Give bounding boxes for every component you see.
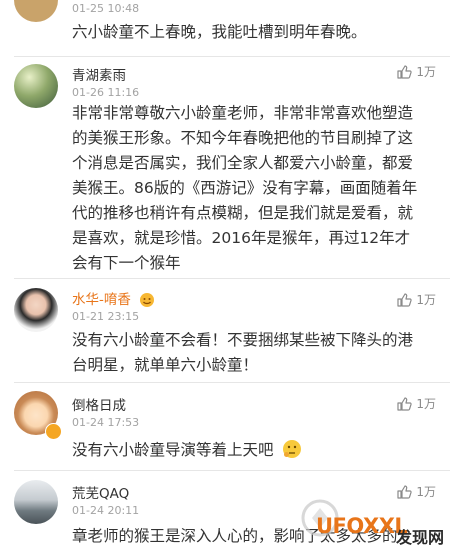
commenter-name[interactable]: 荒芜QAQ	[72, 482, 129, 502]
comment-text-line: 会有下一个猴年	[72, 254, 181, 272]
comment-item: 水华-唷香 01-21 23:15 1万 没有六小龄童不会看！不要捆绑某些被下降…	[0, 279, 450, 381]
thumbs-up-icon	[397, 396, 413, 411]
comment-text-line: 非常非常尊敬六小龄童老师，非常非常喜欢他塑造	[72, 104, 414, 122]
comment-text-line: 是喜欢，就是珍惜。2016年是猴年，再过12年才	[72, 229, 411, 247]
avatar[interactable]	[14, 288, 58, 332]
like-count: 1万	[416, 65, 436, 79]
comment-time: 01-26 11:16	[72, 86, 140, 99]
comment-text-line: 没有六小龄童不会看！不要捆绑某些被下降头的港	[72, 331, 414, 349]
like-count: 1万	[416, 293, 436, 307]
like-button[interactable]: 1万	[396, 63, 436, 80]
avatar[interactable]	[14, 0, 58, 22]
like-count: 1万	[416, 397, 436, 411]
comment-time: 01-25 10:48	[72, 2, 140, 15]
comment-text-line: 代的推移也稍许有点模糊，但是我们就是爱看，就	[72, 204, 414, 222]
comment-text-content: 没有六小龄童导演等着上天吧	[72, 441, 274, 459]
comment-text-line: 台明星，就单单六小龄童！	[72, 356, 259, 374]
thumbs-up-icon	[397, 64, 413, 79]
comment-text: 非常非常尊敬六小龄童老师，非常非常喜欢他塑造 的美猴王形象。不知今年春晚把他的节…	[72, 101, 438, 276]
comment-item: 青湖素雨 01-26 11:16 1万 非常非常尊敬六小龄童老师，非常非常喜欢他…	[0, 57, 450, 277]
watermark: UFOXXL 发现网	[300, 488, 450, 550]
comment-text-line: 六小龄童不上春晚，我能吐槽到明年春晚。	[72, 23, 367, 41]
thumbs-up-icon	[397, 292, 413, 307]
comment-text-line: 的美猴王形象。不知今年春晚把他的节目刷掉了这	[72, 129, 414, 147]
comment-item: 01-25 10:48 六小龄童不上春晚，我能吐槽到明年春晚。	[0, 0, 450, 56]
comment-text-line: 个消息是否属实，我们全家人都爱六小龄童，都爱	[72, 154, 414, 172]
comment-text-line: 美猴王。86版的《西游记》没有字幕，画面随着年	[72, 179, 418, 197]
like-button[interactable]: 1万	[396, 395, 436, 412]
commenter-name[interactable]: 倒格日成	[72, 394, 126, 414]
comment-time: 01-24 17:53	[72, 416, 140, 429]
comment-text: 没有六小龄童导演等着上天吧	[72, 438, 438, 467]
commenter-name[interactable]: 水华-唷香	[72, 288, 155, 312]
comment-text-line: 没有六小龄童导演等着上天吧	[72, 438, 438, 467]
thinking-emoji-icon	[282, 439, 302, 467]
watermark-site: 发现网	[396, 528, 445, 547]
like-button[interactable]: 1万	[396, 291, 436, 308]
comment-item: 倒格日成 01-24 17:53 1万 没有六小龄童导演等着上天吧	[0, 383, 450, 469]
commenter-name[interactable]: 青湖素雨	[72, 64, 126, 84]
comment-time: 01-24 20:11	[72, 504, 140, 517]
commenter-name-text: 水华-唷香	[72, 292, 131, 308]
watermark-brand: UFOXXL	[316, 514, 408, 538]
comment-text: 没有六小龄童不会看！不要捆绑某些被下降头的港 台明星，就单单六小龄童！	[72, 328, 438, 378]
verified-badge-icon	[45, 423, 62, 440]
avatar[interactable]	[14, 64, 58, 108]
comment-text: 六小龄童不上春晚，我能吐槽到明年春晚。	[72, 20, 438, 45]
comment-time: 01-21 23:15	[72, 310, 140, 323]
crown-emoji-icon	[139, 292, 155, 312]
avatar[interactable]	[14, 480, 58, 524]
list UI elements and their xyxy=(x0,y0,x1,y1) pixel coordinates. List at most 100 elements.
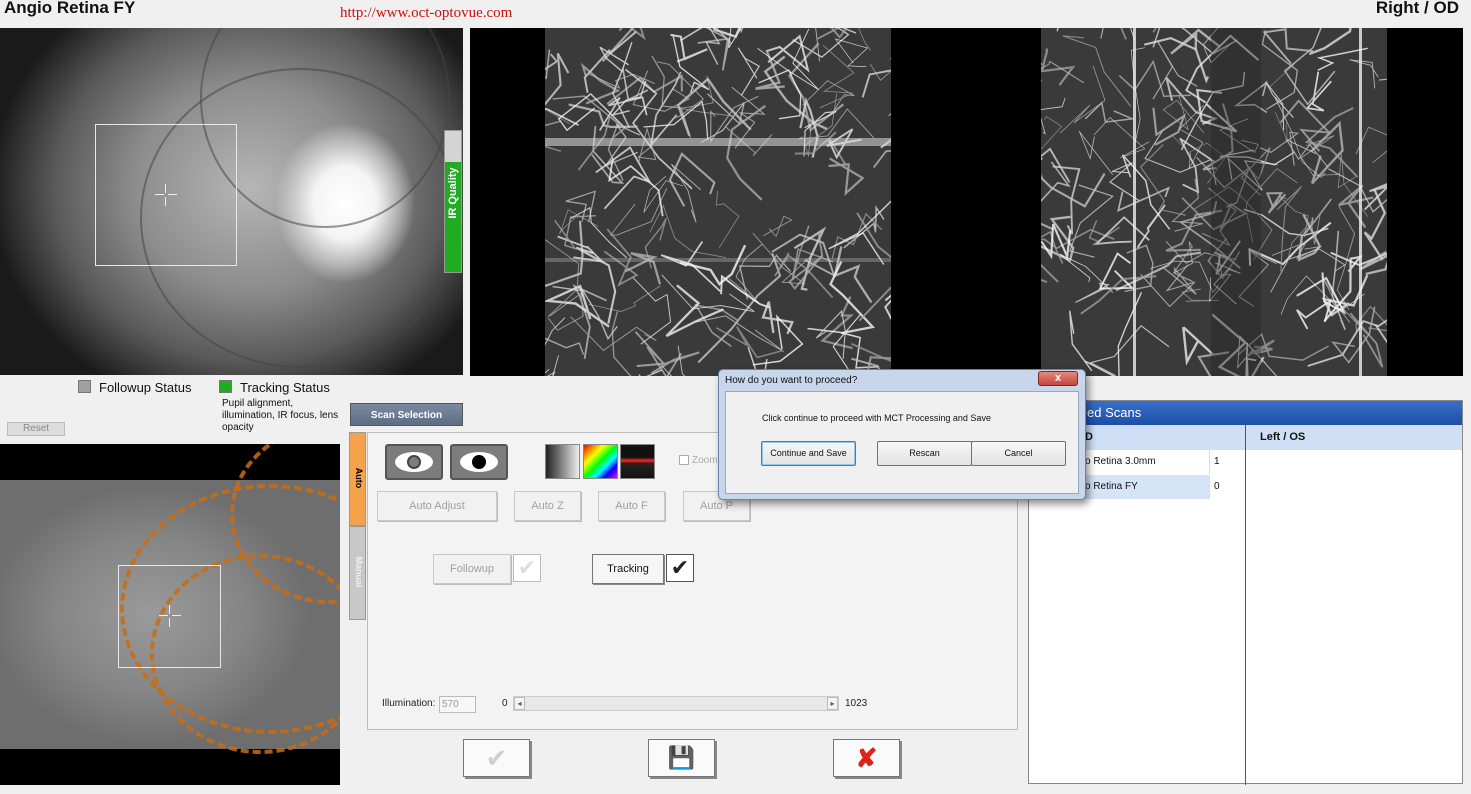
angio-vessel xyxy=(636,351,700,375)
angio-vessel xyxy=(1056,28,1059,32)
acquired-scans-panel: ed Scans D Left / OS o Retina 3.0mm 1 o … xyxy=(1028,400,1463,785)
eye-view-button[interactable] xyxy=(385,444,443,480)
angio-vessel xyxy=(1041,161,1071,203)
angio-vessel xyxy=(1349,59,1379,89)
angio-vessel xyxy=(545,355,559,376)
angio-vessel xyxy=(1100,28,1104,39)
grayscale-palette-button[interactable] xyxy=(545,444,580,479)
angio-vessel xyxy=(752,314,804,366)
column-header-left-os: Left / OS xyxy=(1246,425,1462,450)
slider-left-arrow-icon[interactable]: ◂ xyxy=(514,697,525,710)
accept-button[interactable]: ✔ xyxy=(463,739,530,777)
auto-z-button[interactable]: Auto Z xyxy=(514,491,581,521)
angio-vessel xyxy=(1069,310,1093,372)
scan-row-count: 0 xyxy=(1209,475,1245,499)
angio-vessel xyxy=(758,69,802,120)
illumination-slider[interactable]: ◂ ▸ xyxy=(513,696,839,711)
angio-vessel xyxy=(697,28,731,71)
tab-scan-selection[interactable]: Scan Selection xyxy=(350,403,463,426)
ir-quality-meter: IR Quality xyxy=(444,130,462,273)
ir-quality-label: IR Quality xyxy=(447,167,459,219)
followup-checkbox[interactable]: ✔ xyxy=(513,554,541,582)
angio-image-left xyxy=(545,28,891,376)
angio-vessel xyxy=(545,49,551,80)
scan-row-name[interactable]: o Retina FY xyxy=(1081,475,1209,499)
cancel-scan-button[interactable]: ✘ xyxy=(833,739,900,777)
watermark-url: http://www.oct-optovue.com xyxy=(340,5,513,21)
rescan-button[interactable]: Rescan xyxy=(877,441,972,466)
angio-vessel xyxy=(1041,97,1066,135)
angio-vessel xyxy=(757,28,819,90)
angio-vessel xyxy=(1088,220,1121,246)
tracking-checkbox[interactable]: ✔ xyxy=(666,554,694,582)
dialog-body: Click continue to proceed with MCT Proce… xyxy=(725,391,1079,494)
angio-vessel xyxy=(1093,117,1150,159)
angio-vessel xyxy=(829,261,876,335)
angio-vessel xyxy=(695,315,784,352)
angio-vessel xyxy=(638,369,663,376)
ir-fundus-image[interactable] xyxy=(0,28,463,375)
tracking-status-note: Pupil alignment, illumination, IR focus,… xyxy=(222,398,339,433)
illumination-value-field[interactable]: 570 xyxy=(439,696,476,713)
angio-vessel xyxy=(679,244,747,286)
tracking-button[interactable]: Tracking xyxy=(592,554,664,584)
angio-vessel xyxy=(828,157,865,197)
save-button[interactable]: 💾 xyxy=(648,739,715,777)
angio-vessel xyxy=(1136,204,1166,249)
zoom-label: Zoom xyxy=(692,455,718,466)
angio-vessel xyxy=(763,215,793,238)
motion-artifact-stripe xyxy=(545,258,891,262)
dialog-close-button[interactable]: x xyxy=(1038,371,1078,386)
auto-adjust-button[interactable]: Auto Adjust xyxy=(377,491,497,521)
angio-vessel xyxy=(1094,216,1150,246)
angio-vessel xyxy=(609,187,668,236)
zoom-checkbox-box[interactable] xyxy=(679,455,689,466)
scan-row-count: 1 xyxy=(1209,450,1245,474)
dialog-message: Click continue to proceed with MCT Proce… xyxy=(762,413,991,423)
slider-min-label: 0 xyxy=(502,698,508,709)
angio-vessel xyxy=(545,337,585,355)
tab-auto-label: Auto xyxy=(354,467,364,489)
reset-button[interactable]: Reset xyxy=(7,422,65,436)
angio-vessel xyxy=(1098,252,1135,290)
angio-vessel xyxy=(1162,95,1205,134)
eye-icon xyxy=(395,452,433,472)
angio-vessel xyxy=(726,104,767,201)
slo-fundus-image[interactable] xyxy=(0,444,340,785)
angio-vessel xyxy=(1297,214,1322,262)
angio-vessel xyxy=(1378,78,1387,81)
tab-manual[interactable]: Manual xyxy=(349,526,366,620)
followup-button[interactable]: Followup xyxy=(433,554,511,584)
angio-vessel xyxy=(1075,282,1111,303)
proceed-dialog: How do you want to proceed? x Click cont… xyxy=(718,369,1086,500)
crosshair-icon xyxy=(159,605,181,627)
angio-vessel-map-right xyxy=(1041,28,1387,376)
auto-f-button[interactable]: Auto F xyxy=(598,491,665,521)
angio-vessel xyxy=(661,345,686,376)
pupil-view-button[interactable] xyxy=(450,444,508,480)
dialog-cancel-button[interactable]: Cancel xyxy=(971,441,1066,466)
angio-vessel xyxy=(1062,35,1132,107)
angio-vessel xyxy=(588,285,661,312)
angio-vessel-map-left xyxy=(545,28,891,376)
motion-artifact-stripe xyxy=(1359,28,1362,376)
slider-right-arrow-icon[interactable]: ▸ xyxy=(827,697,838,710)
crosshair-icon xyxy=(155,184,177,206)
angio-vessel xyxy=(1152,28,1157,33)
color-palette-button[interactable] xyxy=(583,444,618,479)
angio-vessel xyxy=(1041,116,1063,178)
tab-auto[interactable]: Auto xyxy=(349,432,366,526)
angio-vessel xyxy=(603,228,639,287)
angio-vessel xyxy=(834,38,869,67)
pupil-icon xyxy=(460,452,498,472)
continue-and-save-button[interactable]: Continue and Save xyxy=(761,441,856,466)
bscan-palette-button[interactable] xyxy=(620,444,655,479)
tracking-status-indicator xyxy=(219,380,232,393)
angio-vessel xyxy=(884,294,891,321)
zoom-checkbox[interactable]: Zoom xyxy=(679,455,718,466)
scan-row-name[interactable]: o Retina 3.0mm xyxy=(1081,450,1209,474)
eye-label: Right / OD xyxy=(1375,0,1459,17)
angio-vessel xyxy=(872,149,891,168)
angio-vessel xyxy=(816,28,848,40)
angio-vessel xyxy=(1118,59,1191,97)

**PROBLEM TO WORK ON**
Return the lines starting at the one that contains "angio-vessel xyxy=(636,351,700,375)" and ending at the one that contains "angio-vessel xyxy=(1100,28,1104,39)", both included, copied without any change.

**RESULT OF THIS TASK**
angio-vessel xyxy=(636,351,700,375)
angio-vessel xyxy=(1056,28,1059,32)
acquired-scans-panel: ed Scans D Left / OS o Retina 3.0mm 1 o … xyxy=(1028,400,1463,785)
eye-view-button[interactable] xyxy=(385,444,443,480)
angio-vessel xyxy=(1041,161,1071,203)
angio-vessel xyxy=(1349,59,1379,89)
angio-vessel xyxy=(545,355,559,376)
angio-vessel xyxy=(1100,28,1104,39)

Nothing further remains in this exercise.